### [GOAL OF THE EXERCISE]
Copy every line, leaving nothing out and adding nothing.

* * * *

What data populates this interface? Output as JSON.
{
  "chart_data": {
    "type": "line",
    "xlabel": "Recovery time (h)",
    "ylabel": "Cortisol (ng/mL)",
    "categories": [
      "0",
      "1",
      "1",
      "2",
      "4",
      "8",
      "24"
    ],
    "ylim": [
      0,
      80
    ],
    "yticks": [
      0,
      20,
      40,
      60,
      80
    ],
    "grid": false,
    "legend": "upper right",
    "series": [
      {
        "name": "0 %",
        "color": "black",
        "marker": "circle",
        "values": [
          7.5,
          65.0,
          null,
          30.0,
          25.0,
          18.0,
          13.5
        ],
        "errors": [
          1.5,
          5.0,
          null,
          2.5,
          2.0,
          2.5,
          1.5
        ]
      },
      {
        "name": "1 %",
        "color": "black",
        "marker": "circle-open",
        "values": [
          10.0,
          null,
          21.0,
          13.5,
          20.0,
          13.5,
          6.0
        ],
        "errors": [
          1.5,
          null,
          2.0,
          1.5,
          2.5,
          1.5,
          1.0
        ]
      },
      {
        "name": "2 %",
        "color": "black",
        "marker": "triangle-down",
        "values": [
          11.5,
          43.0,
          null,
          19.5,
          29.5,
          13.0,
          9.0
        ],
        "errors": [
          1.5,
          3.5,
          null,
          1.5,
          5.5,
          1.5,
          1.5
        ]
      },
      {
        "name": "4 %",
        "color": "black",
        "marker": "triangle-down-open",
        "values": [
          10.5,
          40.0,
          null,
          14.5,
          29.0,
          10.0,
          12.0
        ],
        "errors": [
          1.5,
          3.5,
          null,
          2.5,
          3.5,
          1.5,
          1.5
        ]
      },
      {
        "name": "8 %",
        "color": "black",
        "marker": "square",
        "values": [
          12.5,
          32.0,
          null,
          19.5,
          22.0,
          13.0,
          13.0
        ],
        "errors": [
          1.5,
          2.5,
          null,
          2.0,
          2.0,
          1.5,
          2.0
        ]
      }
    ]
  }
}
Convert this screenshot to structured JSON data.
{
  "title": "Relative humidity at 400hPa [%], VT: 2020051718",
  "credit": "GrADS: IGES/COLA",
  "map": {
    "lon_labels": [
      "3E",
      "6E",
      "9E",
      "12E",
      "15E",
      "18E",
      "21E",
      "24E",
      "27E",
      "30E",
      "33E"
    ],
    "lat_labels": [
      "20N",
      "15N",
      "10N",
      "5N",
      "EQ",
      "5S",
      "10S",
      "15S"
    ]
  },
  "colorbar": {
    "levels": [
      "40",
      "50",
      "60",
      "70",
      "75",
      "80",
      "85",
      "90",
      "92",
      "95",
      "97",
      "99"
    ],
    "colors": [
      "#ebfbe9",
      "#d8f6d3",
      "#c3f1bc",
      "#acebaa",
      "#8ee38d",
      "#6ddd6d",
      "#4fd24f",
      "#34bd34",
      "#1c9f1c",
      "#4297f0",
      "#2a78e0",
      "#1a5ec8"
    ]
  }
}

* * * *

### [FINISHED TASK]
What data populates this interface? Output as JSON.
{
  "chart_data": {
    "type": "line",
    "xlabel": "Recovery time (h)",
    "ylabel": "Cortisol (ng/mL)",
    "categories": [
      "0",
      "1",
      "1",
      "2",
      "4",
      "8",
      "24"
    ],
    "ylim": [
      0,
      80
    ],
    "yticks": [
      0,
      20,
      40,
      60,
      80
    ],
    "grid": false,
    "legend": "upper right",
    "series": [
      {
        "name": "0 %",
        "color": "black",
        "marker": "circle",
        "values": [
          7.5,
          65.0,
          null,
          30.0,
          25.0,
          18.0,
          13.5
        ],
        "errors": [
          1.5,
          5.0,
          null,
          2.5,
          2.0,
          2.5,
          1.5
        ]
      },
      {
        "name": "1 %",
        "color": "black",
        "marker": "circle-open",
        "values": [
          10.0,
          null,
          21.0,
          13.5,
          20.0,
          13.5,
          6.0
        ],
        "errors": [
          1.5,
          null,
          2.0,
          1.5,
          2.5,
          1.5,
          1.0
        ]
      },
      {
        "name": "2 %",
        "color": "black",
        "marker": "triangle-down",
        "values": [
          11.5,
          43.0,
          null,
          19.5,
          29.5,
          13.0,
          9.0
        ],
        "errors": [
          1.5,
          3.5,
          null,
          1.5,
          5.5,
          1.5,
          1.5
        ]
      },
      {
        "name": "4 %",
        "color": "black",
        "marker": "triangle-down-open",
        "values": [
          10.5,
          40.0,
          null,
          14.5,
          29.0,
          10.0,
          12.0
        ],
        "errors": [
          1.5,
          3.5,
          null,
          2.5,
          3.5,
          1.5,
          1.5
        ]
      },
      {
        "name": "8 %",
        "color": "black",
        "marker": "square",
        "values": [
          12.5,
          32.0,
          null,
          19.5,
          22.0,
          13.0,
          13.0
        ],
        "errors": [
          1.5,
          2.5,
          null,
          2.0,
          2.0,
          1.5,
          2.0
        ]
      }
    ]
  }
}
Convert this screenshot to structured JSON data.
{
  "title": "Relative humidity at 400hPa [%], VT: 2020051718",
  "credit": "GrADS: IGES/COLA",
  "map": {
    "lon_labels": [
      "3E",
      "6E",
      "9E",
      "12E",
      "15E",
      "18E",
      "21E",
      "24E",
      "27E",
      "30E",
      "33E"
    ],
    "lat_labels": [
      "20N",
      "15N",
      "10N",
      "5N",
      "EQ",
      "5S",
      "10S",
      "15S"
    ]
  },
  "colorbar": {
    "levels": [
      "40",
      "50",
      "60",
      "70",
      "75",
      "80",
      "85",
      "90",
      "92",
      "95",
      "97",
      "99"
    ],
    "colors": [
      "#ebfbe9",
      "#d8f6d3",
      "#c3f1bc",
      "#acebaa",
      "#8ee38d",
      "#6ddd6d",
      "#4fd24f",
      "#34bd34",
      "#1c9f1c",
      "#4297f0",
      "#2a78e0",
      "#1a5ec8"
    ]
  }
}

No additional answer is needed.